→ What to produce
Extract and list every line that contains the word "nagraniach".

→ Exercise inputs
##########
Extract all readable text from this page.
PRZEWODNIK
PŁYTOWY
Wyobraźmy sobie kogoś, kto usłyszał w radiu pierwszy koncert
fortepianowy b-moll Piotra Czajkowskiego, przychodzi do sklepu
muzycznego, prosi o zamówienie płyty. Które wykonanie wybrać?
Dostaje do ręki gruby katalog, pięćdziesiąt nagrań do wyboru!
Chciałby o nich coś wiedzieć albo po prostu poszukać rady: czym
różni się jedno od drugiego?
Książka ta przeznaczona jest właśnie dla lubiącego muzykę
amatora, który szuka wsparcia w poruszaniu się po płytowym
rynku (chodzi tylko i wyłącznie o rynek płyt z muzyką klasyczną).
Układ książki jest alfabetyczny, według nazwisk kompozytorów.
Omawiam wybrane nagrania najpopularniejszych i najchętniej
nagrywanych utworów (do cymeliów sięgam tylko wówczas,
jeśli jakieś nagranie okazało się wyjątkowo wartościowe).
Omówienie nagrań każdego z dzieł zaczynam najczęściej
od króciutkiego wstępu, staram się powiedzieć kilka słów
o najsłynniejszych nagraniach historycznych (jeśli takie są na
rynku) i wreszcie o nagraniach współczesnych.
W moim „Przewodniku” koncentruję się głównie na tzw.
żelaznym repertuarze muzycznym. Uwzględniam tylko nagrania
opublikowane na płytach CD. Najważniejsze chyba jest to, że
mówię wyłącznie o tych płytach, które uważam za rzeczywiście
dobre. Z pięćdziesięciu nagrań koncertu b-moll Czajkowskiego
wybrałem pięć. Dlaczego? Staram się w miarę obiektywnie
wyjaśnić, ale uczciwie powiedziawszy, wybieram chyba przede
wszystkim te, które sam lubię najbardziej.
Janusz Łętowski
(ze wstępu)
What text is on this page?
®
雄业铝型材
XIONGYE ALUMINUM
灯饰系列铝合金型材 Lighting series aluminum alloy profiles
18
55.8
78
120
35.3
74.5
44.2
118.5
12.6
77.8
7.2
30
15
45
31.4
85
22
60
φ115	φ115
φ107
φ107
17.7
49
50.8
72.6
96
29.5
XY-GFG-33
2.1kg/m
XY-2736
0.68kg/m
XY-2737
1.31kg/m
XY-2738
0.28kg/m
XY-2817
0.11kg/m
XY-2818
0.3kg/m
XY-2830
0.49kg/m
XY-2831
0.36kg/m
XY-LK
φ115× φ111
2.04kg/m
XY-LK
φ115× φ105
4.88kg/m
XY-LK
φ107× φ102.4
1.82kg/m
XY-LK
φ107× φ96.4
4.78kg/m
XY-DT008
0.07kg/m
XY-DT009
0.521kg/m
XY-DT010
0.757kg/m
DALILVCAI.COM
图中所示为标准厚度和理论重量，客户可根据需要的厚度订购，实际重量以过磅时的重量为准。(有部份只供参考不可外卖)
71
##########
→ Solution
o najsłynniejszych nagraniach historycznych (jeśli takie są na
rynku) i wreszcie o nagraniach współczesnych.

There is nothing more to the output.